#### [Task statement]
Copy each line below that contains "this".

— Begin Rows —

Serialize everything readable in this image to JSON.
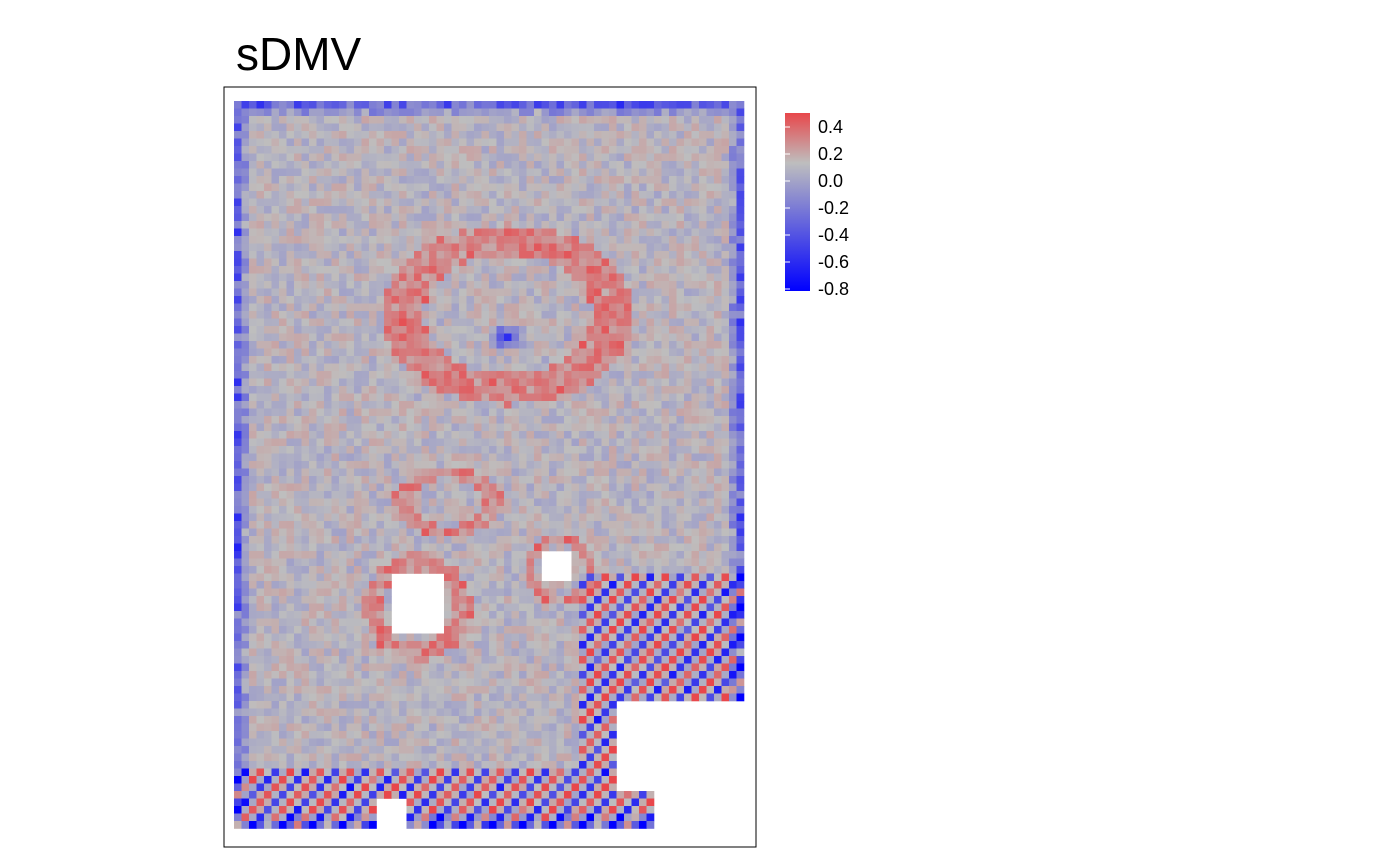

— End Rows —
— Begin Rows —

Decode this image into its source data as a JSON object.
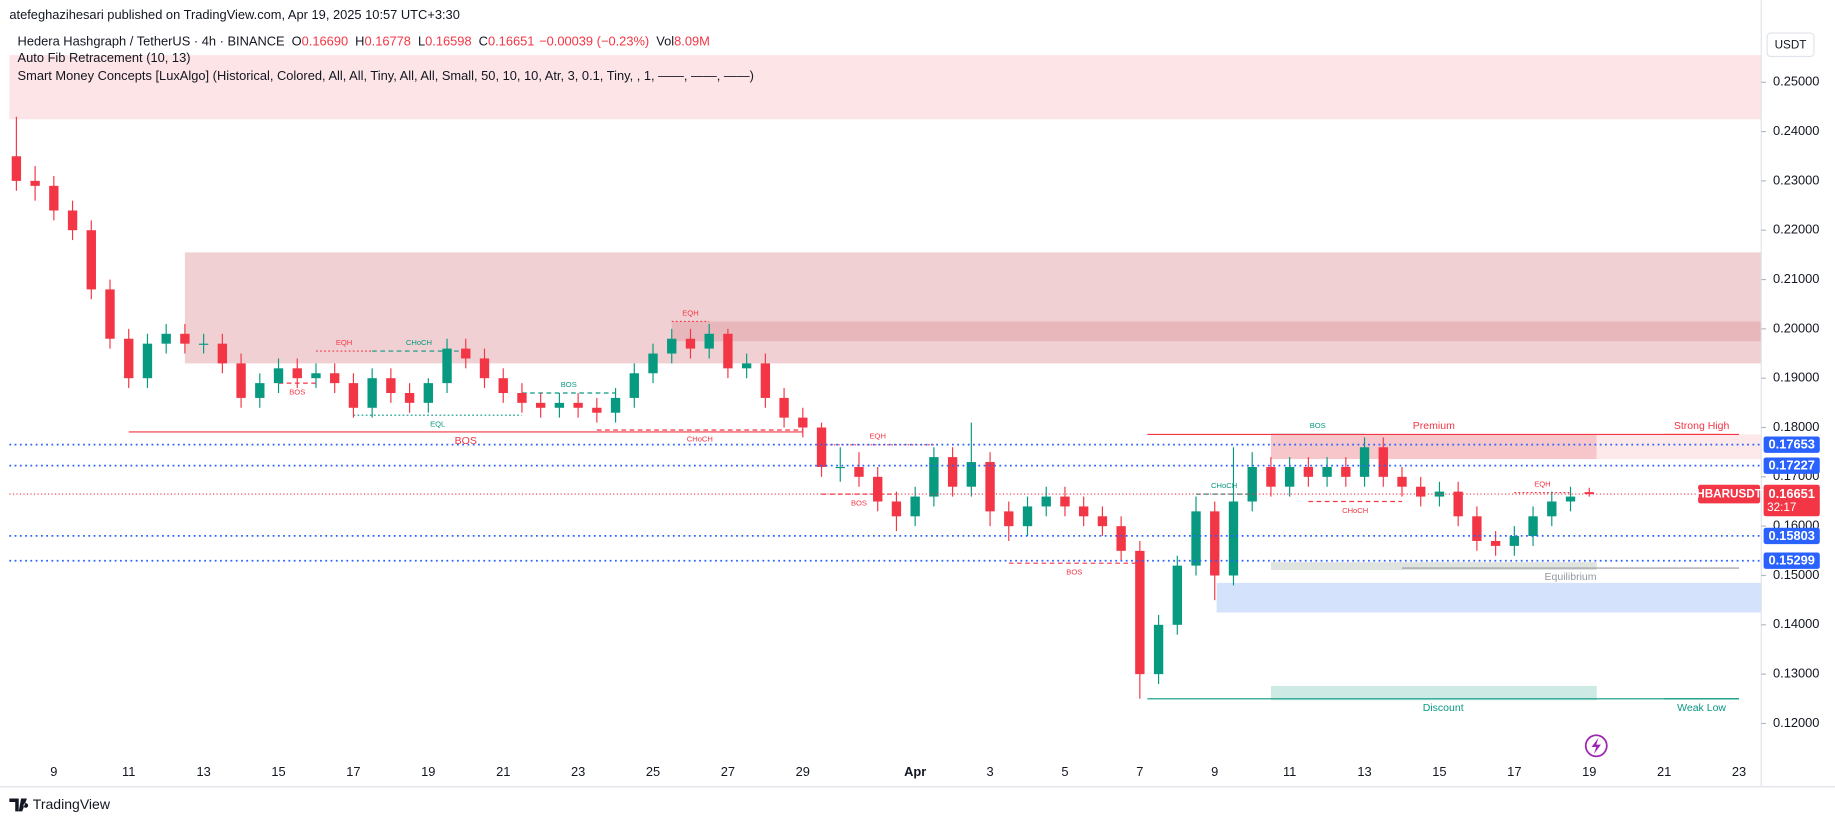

— End Rows —
— Begin Rows —

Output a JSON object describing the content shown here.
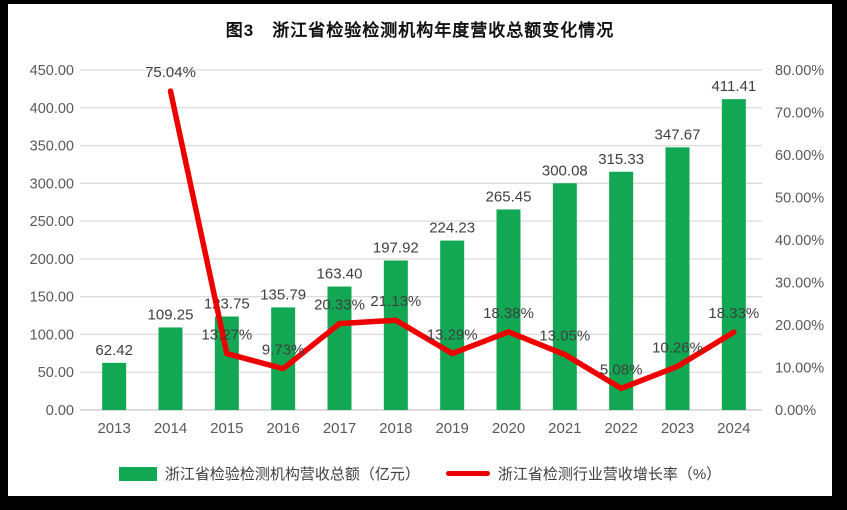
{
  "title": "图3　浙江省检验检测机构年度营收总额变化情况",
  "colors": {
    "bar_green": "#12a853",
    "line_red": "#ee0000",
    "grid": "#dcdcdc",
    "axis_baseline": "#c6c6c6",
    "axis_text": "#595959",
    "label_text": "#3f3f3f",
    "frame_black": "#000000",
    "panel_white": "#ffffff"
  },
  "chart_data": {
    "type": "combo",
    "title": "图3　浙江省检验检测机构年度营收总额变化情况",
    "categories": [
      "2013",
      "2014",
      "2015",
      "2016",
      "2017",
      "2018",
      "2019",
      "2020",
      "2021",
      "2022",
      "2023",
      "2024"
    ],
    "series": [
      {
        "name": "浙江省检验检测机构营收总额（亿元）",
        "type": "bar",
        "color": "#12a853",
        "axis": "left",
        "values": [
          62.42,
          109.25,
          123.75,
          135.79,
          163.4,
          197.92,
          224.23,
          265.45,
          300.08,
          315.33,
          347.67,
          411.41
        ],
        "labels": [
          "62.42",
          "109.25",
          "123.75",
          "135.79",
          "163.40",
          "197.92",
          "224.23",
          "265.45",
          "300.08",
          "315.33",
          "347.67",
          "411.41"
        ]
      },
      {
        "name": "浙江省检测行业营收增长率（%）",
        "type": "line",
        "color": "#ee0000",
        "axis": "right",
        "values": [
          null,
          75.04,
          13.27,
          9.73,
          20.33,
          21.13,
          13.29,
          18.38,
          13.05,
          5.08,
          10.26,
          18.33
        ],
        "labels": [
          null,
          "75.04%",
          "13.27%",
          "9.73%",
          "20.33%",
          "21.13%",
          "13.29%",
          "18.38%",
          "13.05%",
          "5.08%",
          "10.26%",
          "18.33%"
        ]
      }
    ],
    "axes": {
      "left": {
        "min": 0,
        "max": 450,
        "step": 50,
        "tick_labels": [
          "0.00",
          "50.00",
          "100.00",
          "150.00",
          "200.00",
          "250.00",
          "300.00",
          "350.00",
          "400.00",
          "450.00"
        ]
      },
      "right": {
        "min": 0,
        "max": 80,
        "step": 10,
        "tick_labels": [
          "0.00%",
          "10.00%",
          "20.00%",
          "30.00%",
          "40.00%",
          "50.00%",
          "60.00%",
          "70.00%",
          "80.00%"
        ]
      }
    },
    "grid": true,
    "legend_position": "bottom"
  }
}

— End Rows —

#### [Exercise solution]
Serialize everything readable in this image to JSON.
Decode this image into its source data as a JSON object.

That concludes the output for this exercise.